原文抜粋 -
ホテル暮らし part4 -ソフト編-

yamagata_sunset 出張・旅

2ヶ月のホテル暮らしもそろそろゴールが見えてきた。
現在泊まっているホテルも1ヶ月以上の滞在となり、色々な面が見えてきた。

今回はハード面ではなくソフト面(接客)のお話。

ある日の出来事

建物のハード面は、狭い部屋、遅くて不安定なネット環境ということだけでも仕事で滞在するには不便を強いられる。本来なら仕事での宿選びの選択肢には入ってこない。
それでも狭いことは予めわかっていたので、それなりに工夫すれば済む。
ネットが不安定というのは今どきのホテルとしては致命的なので半ば諦めている。

問題は、ソフト面(従業員のレベル)だ。

こればっかりは実際に泊まってみないと評価することはできない。何事もなければチェックインとチェックアウトの数分間だけのやりとりなので、通常は余り気にすることはないのだが、長期滞在となると話は別。

課題 - 本文のうち「建物のハード面は」で始まる段落を、主な内容を残して箇条書きにまとめてください。

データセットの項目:

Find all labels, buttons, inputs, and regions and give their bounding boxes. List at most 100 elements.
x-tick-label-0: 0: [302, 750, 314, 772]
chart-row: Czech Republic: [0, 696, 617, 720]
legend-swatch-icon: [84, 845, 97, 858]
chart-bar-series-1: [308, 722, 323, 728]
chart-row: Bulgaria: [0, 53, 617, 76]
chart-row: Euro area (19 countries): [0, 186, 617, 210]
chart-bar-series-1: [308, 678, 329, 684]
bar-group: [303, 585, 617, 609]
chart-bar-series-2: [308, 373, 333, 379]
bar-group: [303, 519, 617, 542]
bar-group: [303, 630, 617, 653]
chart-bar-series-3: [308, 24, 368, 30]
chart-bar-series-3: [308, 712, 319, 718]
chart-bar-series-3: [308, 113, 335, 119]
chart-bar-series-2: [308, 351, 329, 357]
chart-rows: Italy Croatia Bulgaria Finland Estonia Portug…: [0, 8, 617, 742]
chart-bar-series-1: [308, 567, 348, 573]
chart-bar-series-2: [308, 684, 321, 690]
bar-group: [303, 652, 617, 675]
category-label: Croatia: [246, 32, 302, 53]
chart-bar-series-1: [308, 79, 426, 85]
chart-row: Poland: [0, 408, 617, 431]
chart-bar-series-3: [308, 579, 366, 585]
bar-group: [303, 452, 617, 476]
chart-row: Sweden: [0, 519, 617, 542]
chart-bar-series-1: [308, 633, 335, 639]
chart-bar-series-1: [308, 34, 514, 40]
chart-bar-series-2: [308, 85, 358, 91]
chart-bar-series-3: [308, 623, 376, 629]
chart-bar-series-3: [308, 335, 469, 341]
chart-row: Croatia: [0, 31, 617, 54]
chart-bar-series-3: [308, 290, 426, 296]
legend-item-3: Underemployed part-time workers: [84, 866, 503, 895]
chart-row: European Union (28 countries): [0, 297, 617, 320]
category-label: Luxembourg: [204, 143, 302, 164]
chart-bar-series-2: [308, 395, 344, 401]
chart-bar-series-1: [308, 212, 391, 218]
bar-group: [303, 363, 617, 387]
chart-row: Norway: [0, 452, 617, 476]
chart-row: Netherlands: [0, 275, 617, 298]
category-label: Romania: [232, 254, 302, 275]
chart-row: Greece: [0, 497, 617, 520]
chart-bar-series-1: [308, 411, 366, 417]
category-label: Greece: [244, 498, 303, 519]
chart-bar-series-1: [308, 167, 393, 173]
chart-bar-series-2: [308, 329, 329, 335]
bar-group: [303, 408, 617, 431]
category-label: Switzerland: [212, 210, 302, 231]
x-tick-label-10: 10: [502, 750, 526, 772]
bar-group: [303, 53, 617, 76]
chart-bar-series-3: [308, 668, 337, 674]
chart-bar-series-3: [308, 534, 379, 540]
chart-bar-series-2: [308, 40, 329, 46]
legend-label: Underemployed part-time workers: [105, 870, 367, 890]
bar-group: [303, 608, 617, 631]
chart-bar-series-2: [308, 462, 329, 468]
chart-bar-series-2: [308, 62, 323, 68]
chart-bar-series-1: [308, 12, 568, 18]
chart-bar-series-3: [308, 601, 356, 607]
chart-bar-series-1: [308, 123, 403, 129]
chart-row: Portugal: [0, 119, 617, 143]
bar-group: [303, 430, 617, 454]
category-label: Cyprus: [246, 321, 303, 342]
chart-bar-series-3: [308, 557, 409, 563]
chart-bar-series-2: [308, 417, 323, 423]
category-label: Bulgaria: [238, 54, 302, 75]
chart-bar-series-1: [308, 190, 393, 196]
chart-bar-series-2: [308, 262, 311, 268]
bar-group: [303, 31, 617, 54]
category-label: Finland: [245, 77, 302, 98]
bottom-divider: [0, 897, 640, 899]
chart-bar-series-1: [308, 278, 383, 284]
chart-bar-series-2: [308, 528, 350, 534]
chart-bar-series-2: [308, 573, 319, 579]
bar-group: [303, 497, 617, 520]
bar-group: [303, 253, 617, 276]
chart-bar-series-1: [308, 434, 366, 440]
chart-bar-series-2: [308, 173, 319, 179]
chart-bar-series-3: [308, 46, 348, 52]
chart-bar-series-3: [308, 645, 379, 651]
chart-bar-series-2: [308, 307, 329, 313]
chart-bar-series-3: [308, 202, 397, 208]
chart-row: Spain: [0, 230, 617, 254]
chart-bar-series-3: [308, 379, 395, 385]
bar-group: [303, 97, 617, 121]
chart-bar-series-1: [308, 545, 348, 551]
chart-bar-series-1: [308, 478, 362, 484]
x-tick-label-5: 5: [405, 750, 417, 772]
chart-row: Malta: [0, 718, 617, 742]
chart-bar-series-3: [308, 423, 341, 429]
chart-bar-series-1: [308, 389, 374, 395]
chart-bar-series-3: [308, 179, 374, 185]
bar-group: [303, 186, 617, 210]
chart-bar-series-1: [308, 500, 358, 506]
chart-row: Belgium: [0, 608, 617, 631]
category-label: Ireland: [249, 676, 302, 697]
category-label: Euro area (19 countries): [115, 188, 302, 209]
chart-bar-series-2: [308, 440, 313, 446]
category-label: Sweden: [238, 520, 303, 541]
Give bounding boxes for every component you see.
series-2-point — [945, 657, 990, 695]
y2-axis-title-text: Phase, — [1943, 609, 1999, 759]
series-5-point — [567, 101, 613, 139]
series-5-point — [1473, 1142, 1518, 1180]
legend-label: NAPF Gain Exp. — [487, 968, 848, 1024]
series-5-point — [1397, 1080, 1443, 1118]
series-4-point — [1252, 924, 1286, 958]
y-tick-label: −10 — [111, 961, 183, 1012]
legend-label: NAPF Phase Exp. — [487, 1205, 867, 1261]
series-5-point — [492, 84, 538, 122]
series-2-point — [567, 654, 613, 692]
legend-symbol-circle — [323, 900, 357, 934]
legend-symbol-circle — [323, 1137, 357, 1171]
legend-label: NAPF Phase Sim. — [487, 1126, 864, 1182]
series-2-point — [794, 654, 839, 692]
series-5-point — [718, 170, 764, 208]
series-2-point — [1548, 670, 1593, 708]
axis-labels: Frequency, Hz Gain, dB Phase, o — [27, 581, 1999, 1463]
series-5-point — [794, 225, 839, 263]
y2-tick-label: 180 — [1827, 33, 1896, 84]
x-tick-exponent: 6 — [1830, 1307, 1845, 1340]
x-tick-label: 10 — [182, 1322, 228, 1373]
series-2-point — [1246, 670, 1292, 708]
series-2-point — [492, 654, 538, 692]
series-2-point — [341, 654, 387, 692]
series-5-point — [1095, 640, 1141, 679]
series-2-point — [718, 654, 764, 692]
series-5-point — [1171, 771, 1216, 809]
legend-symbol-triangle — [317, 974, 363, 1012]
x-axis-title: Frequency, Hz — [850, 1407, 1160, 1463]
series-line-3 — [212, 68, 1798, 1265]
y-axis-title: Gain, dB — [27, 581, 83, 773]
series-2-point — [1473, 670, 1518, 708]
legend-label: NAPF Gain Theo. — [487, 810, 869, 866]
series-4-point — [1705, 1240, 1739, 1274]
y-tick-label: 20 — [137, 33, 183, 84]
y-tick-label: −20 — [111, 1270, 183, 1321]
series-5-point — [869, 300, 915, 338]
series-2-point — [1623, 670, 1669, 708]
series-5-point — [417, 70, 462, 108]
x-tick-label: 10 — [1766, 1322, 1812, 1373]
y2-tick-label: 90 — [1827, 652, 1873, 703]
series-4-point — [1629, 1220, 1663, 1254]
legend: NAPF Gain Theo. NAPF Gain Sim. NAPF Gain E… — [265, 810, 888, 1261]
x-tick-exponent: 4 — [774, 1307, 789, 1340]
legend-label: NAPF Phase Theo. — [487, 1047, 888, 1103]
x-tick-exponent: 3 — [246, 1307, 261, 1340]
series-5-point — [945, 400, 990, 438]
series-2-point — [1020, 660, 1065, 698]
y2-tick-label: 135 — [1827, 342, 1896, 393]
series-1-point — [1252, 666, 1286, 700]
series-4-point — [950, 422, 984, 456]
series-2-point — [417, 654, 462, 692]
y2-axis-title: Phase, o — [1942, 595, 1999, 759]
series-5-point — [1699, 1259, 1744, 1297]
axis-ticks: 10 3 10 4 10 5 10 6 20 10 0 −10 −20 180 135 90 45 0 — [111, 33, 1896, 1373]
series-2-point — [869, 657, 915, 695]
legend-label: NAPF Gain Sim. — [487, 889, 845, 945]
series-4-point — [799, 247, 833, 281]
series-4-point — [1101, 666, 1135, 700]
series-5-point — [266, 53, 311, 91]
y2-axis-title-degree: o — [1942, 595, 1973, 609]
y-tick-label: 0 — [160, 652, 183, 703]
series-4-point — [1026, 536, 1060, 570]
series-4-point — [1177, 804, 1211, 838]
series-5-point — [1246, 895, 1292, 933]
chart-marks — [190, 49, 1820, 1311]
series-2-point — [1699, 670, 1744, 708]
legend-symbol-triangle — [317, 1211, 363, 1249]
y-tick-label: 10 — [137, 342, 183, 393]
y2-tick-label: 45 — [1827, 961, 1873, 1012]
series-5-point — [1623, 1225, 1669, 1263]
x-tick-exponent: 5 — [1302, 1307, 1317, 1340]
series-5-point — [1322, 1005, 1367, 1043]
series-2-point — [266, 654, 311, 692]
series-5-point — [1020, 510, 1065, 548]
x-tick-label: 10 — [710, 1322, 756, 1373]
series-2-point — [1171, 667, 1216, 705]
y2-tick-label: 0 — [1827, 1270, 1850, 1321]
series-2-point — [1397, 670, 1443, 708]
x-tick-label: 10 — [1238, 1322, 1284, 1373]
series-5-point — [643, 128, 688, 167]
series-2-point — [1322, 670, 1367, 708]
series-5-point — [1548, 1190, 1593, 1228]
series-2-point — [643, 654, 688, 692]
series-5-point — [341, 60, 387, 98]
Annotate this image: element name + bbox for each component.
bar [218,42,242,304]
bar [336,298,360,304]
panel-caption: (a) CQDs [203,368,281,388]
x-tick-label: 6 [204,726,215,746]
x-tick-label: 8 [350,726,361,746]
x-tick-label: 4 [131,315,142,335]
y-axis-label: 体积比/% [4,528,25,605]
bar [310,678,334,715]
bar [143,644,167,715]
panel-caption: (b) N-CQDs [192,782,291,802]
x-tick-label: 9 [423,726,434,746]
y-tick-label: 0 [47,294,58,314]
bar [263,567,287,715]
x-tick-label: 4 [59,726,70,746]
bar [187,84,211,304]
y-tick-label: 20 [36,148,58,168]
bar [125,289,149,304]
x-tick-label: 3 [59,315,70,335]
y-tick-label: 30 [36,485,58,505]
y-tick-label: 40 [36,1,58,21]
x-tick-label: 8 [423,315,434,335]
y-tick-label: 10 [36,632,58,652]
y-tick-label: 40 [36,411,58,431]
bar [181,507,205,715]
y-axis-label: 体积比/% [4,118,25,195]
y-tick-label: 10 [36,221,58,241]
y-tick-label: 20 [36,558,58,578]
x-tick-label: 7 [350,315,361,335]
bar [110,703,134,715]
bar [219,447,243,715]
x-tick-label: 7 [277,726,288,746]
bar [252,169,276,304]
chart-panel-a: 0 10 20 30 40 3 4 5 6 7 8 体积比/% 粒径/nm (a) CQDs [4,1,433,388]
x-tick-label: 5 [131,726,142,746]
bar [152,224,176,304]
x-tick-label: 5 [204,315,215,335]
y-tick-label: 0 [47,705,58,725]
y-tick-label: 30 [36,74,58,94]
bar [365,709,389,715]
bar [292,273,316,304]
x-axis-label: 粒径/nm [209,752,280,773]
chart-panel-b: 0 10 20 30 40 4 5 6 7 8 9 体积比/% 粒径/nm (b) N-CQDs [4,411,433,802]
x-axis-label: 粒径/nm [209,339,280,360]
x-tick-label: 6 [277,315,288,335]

解答 -
- 部屋が狭く、ネット環境も遅くて不安定なため、仕事で滞在するには不便で、本来なら仕事の宿選びの選択肢に入らない。
- 狭さは予めわかっていたので、工夫すれば済む。
- ネットが不安定なのは今どきのホテルとして致命的なので、半ば諦めている。